━━━ Material for this task

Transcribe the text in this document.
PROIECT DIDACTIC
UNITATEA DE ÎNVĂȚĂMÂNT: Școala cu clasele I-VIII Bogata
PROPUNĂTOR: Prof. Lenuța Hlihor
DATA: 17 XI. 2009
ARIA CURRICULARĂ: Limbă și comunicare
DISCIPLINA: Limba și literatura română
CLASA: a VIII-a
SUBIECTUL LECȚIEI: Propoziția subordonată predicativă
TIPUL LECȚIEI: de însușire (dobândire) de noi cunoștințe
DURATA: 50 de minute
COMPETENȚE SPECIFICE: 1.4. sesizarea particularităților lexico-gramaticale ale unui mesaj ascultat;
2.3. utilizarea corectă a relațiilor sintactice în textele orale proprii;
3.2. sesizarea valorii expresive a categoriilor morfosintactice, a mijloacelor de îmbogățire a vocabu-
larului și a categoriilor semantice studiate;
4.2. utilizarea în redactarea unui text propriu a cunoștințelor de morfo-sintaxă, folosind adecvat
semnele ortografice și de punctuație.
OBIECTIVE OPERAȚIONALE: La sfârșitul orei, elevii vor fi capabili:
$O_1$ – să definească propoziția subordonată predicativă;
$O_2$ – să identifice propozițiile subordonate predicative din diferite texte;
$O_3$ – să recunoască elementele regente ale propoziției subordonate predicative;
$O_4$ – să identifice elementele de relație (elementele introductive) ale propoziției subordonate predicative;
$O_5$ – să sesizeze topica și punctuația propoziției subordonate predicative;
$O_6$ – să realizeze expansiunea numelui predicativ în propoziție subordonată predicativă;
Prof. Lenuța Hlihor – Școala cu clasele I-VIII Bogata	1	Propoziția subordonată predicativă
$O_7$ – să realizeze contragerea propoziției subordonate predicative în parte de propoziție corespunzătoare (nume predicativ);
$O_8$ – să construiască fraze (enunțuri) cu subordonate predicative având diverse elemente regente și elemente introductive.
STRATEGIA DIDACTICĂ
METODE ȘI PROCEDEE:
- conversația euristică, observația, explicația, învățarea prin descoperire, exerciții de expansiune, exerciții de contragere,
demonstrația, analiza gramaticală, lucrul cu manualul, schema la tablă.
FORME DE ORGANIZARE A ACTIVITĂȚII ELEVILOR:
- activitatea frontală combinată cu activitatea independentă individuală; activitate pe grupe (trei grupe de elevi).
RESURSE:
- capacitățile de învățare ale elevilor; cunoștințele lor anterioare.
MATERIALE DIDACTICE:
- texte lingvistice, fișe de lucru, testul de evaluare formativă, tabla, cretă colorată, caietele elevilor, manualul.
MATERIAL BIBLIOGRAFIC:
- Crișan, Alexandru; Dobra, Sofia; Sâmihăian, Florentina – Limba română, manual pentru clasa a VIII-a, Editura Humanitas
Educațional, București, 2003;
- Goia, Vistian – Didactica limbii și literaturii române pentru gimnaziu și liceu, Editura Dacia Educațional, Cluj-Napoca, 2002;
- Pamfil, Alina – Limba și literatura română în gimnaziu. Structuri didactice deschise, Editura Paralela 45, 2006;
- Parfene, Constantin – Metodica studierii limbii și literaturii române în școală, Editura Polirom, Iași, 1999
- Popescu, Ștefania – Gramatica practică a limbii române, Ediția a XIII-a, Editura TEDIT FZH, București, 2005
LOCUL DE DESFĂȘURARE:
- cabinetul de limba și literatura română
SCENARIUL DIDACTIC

━━━━━━

Look through the material above and pick out each line holding the word "Bogata".

UNITATEA DE ÎNVĂȚĂMÂNT: Școala cu clasele I-VIII Bogata
Prof. Lenuța Hlihor – Școala cu clasele I-VIII Bogata	1	Propoziția subordonată predicativă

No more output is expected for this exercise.